┌──
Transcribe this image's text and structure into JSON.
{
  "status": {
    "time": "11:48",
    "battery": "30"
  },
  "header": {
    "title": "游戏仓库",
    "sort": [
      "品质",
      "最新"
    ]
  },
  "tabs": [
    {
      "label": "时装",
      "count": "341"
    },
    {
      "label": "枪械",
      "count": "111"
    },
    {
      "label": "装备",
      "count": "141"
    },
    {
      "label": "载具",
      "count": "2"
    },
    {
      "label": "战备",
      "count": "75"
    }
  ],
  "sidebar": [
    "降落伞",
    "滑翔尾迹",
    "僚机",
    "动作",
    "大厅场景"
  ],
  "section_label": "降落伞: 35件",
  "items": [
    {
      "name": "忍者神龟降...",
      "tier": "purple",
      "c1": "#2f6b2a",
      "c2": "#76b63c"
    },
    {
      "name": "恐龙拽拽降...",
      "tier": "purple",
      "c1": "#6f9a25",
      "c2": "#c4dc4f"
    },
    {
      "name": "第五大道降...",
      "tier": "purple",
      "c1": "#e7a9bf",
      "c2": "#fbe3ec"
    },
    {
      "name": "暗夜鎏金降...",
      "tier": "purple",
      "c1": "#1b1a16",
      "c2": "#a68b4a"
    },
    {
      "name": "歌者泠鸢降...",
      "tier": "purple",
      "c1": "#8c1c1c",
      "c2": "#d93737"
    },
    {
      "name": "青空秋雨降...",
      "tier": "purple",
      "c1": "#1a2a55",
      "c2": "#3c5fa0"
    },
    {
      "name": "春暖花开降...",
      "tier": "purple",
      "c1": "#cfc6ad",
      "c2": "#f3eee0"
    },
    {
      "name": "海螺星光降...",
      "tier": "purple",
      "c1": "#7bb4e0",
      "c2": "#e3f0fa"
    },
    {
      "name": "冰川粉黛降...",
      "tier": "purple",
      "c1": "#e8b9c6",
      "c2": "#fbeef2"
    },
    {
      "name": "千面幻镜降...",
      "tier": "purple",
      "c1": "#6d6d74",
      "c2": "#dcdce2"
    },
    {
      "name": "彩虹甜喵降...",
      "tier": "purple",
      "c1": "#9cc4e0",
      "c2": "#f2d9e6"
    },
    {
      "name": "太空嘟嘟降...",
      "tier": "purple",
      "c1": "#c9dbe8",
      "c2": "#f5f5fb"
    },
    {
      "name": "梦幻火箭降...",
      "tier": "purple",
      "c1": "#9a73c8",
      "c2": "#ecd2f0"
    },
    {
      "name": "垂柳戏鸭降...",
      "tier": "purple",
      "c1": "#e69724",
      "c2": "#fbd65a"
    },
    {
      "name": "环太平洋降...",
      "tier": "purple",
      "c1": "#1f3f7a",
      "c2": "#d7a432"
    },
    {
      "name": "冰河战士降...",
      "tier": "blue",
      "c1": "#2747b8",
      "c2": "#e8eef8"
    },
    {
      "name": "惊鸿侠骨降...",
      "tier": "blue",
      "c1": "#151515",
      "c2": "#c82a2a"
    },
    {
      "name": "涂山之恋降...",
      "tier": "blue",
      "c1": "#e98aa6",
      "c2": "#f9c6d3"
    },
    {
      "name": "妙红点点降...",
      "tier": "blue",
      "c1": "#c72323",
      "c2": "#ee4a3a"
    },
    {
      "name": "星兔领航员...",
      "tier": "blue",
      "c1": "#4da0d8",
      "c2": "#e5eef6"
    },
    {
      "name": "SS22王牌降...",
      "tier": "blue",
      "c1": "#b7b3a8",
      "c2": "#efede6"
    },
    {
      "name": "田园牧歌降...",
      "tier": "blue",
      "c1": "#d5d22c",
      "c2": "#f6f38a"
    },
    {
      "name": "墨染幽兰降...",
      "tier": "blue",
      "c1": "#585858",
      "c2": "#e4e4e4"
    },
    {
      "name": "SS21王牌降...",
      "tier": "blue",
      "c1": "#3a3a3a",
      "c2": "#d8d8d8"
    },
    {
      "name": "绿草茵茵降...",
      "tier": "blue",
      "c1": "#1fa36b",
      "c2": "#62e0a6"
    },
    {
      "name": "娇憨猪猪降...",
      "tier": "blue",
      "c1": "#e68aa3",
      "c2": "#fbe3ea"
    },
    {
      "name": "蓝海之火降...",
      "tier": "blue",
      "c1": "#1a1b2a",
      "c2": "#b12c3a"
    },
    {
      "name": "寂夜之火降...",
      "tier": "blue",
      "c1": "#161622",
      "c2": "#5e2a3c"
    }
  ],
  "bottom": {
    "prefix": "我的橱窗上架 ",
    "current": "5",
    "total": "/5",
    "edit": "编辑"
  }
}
└──
Generate an exact reproduction of all entries.

Answer »
Transcribe this image's text and structure into JSON.
{
  "status": {
    "time": "11:48",
    "battery": "30"
  },
  "header": {
    "title": "游戏仓库",
    "sort": [
      "品质",
      "最新"
    ]
  },
  "tabs": [
    {
      "label": "时装",
      "count": "341"
    },
    {
      "label": "枪械",
      "count": "111"
    },
    {
      "label": "装备",
      "count": "141"
    },
    {
      "label": "载具",
      "count": "2"
    },
    {
      "label": "战备",
      "count": "75"
    }
  ],
  "sidebar": [
    "降落伞",
    "滑翔尾迹",
    "僚机",
    "动作",
    "大厅场景"
  ],
  "section_label": "降落伞: 35件",
  "items": [
    {
      "name": "忍者神龟降...",
      "tier": "purple",
      "c1": "#2f6b2a",
      "c2": "#76b63c"
    },
    {
      "name": "恐龙拽拽降...",
      "tier": "purple",
      "c1": "#6f9a25",
      "c2": "#c4dc4f"
    },
    {
      "name": "第五大道降...",
      "tier": "purple",
      "c1": "#e7a9bf",
      "c2": "#fbe3ec"
    },
    {
      "name": "暗夜鎏金降...",
      "tier": "purple",
      "c1": "#1b1a16",
      "c2": "#a68b4a"
    },
    {
      "name": "歌者泠鸢降...",
      "tier": "purple",
      "c1": "#8c1c1c",
      "c2": "#d93737"
    },
    {
      "name": "青空秋雨降...",
      "tier": "purple",
      "c1": "#1a2a55",
      "c2": "#3c5fa0"
    },
    {
      "name": "春暖花开降...",
      "tier": "purple",
      "c1": "#cfc6ad",
      "c2": "#f3eee0"
    },
    {
      "name": "海螺星光降...",
      "tier": "purple",
      "c1": "#7bb4e0",
      "c2": "#e3f0fa"
    },
    {
      "name": "冰川粉黛降...",
      "tier": "purple",
      "c1": "#e8b9c6",
      "c2": "#fbeef2"
    },
    {
      "name": "千面幻镜降...",
      "tier": "purple",
      "c1": "#6d6d74",
      "c2": "#dcdce2"
    },
    {
      "name": "彩虹甜喵降...",
      "tier": "purple",
      "c1": "#9cc4e0",
      "c2": "#f2d9e6"
    },
    {
      "name": "太空嘟嘟降...",
      "tier": "purple",
      "c1": "#c9dbe8",
      "c2": "#f5f5fb"
    },
    {
      "name": "梦幻火箭降...",
      "tier": "purple",
      "c1": "#9a73c8",
      "c2": "#ecd2f0"
    },
    {
      "name": "垂柳戏鸭降...",
      "tier": "purple",
      "c1": "#e69724",
      "c2": "#fbd65a"
    },
    {
      "name": "环太平洋降...",
      "tier": "purple",
      "c1": "#1f3f7a",
      "c2": "#d7a432"
    },
    {
      "name": "冰河战士降...",
      "tier": "blue",
      "c1": "#2747b8",
      "c2": "#e8eef8"
    },
    {
      "name": "惊鸿侠骨降...",
      "tier": "blue",
      "c1": "#151515",
      "c2": "#c82a2a"
    },
    {
      "name": "涂山之恋降...",
      "tier": "blue",
      "c1": "#e98aa6",
      "c2": "#f9c6d3"
    },
    {
      "name": "妙红点点降...",
      "tier": "blue",
      "c1": "#c72323",
      "c2": "#ee4a3a"
    },
    {
      "name": "星兔领航员...",
      "tier": "blue",
      "c1": "#4da0d8",
      "c2": "#e5eef6"
    },
    {
      "name": "SS22王牌降...",
      "tier": "blue",
      "c1": "#b7b3a8",
      "c2": "#efede6"
    },
    {
      "name": "田园牧歌降...",
      "tier": "blue",
      "c1": "#d5d22c",
      "c2": "#f6f38a"
    },
    {
      "name": "墨染幽兰降...",
      "tier": "blue",
      "c1": "#585858",
      "c2": "#e4e4e4"
    },
    {
      "name": "SS21王牌降...",
      "tier": "blue",
      "c1": "#3a3a3a",
      "c2": "#d8d8d8"
    },
    {
      "name": "绿草茵茵降...",
      "tier": "blue",
      "c1": "#1fa36b",
      "c2": "#62e0a6"
    },
    {
      "name": "娇憨猪猪降...",
      "tier": "blue",
      "c1": "#e68aa3",
      "c2": "#fbe3ea"
    },
    {
      "name": "蓝海之火降...",
      "tier": "blue",
      "c1": "#1a1b2a",
      "c2": "#b12c3a"
    },
    {
      "name": "寂夜之火降...",
      "tier": "blue",
      "c1": "#161622",
      "c2": "#5e2a3c"
    }
  ],
  "bottom": {
    "prefix": "我的橱窗上架 ",
    "current": "5",
    "total": "/5",
    "edit": "编辑"
  }
}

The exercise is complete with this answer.